Records shown |
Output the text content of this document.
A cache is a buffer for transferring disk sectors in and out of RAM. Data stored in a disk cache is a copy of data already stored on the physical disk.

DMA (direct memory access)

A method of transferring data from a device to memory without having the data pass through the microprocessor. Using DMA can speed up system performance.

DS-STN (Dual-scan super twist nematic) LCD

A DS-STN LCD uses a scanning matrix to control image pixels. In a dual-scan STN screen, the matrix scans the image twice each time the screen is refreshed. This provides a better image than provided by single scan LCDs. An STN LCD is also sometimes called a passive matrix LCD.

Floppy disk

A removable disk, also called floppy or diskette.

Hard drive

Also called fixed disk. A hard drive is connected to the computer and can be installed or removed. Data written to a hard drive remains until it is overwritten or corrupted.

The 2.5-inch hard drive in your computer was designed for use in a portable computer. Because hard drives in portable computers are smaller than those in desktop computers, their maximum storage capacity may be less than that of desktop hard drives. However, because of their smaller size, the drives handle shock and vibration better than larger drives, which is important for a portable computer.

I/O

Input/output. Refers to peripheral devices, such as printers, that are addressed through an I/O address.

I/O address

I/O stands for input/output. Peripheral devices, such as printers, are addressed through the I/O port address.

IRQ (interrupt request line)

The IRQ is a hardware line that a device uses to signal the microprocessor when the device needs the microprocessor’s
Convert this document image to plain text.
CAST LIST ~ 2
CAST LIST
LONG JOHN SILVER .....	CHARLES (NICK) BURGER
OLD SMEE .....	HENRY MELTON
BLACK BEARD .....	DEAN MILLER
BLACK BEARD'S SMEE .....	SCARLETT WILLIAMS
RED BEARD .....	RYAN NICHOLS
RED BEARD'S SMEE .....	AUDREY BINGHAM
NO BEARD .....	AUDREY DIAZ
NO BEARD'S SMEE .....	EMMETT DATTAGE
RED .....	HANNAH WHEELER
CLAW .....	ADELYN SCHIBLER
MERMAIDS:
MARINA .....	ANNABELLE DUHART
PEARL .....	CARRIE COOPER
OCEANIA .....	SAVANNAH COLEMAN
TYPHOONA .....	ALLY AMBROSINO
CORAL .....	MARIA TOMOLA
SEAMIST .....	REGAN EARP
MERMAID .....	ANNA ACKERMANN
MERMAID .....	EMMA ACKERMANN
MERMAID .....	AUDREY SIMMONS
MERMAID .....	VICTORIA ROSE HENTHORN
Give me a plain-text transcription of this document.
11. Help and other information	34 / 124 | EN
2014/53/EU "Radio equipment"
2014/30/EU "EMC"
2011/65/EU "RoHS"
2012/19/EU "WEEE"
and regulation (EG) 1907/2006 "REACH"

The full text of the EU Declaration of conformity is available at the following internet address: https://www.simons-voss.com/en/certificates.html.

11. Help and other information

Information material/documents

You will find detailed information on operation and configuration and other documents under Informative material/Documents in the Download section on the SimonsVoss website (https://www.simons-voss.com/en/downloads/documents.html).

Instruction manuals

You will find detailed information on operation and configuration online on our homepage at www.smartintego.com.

Description of the task | From the listing above, copy out each line where the word "operation" appears.

Final answer |
You will find detailed information on operation and configuration and other documents under Informative material/Documents in the Download section on the SimonsVoss website (https://www.simons-voss.com/en/downloads/documents.html).
You will find detailed information on operation and configuration online on our homepage at www.smartintego.com.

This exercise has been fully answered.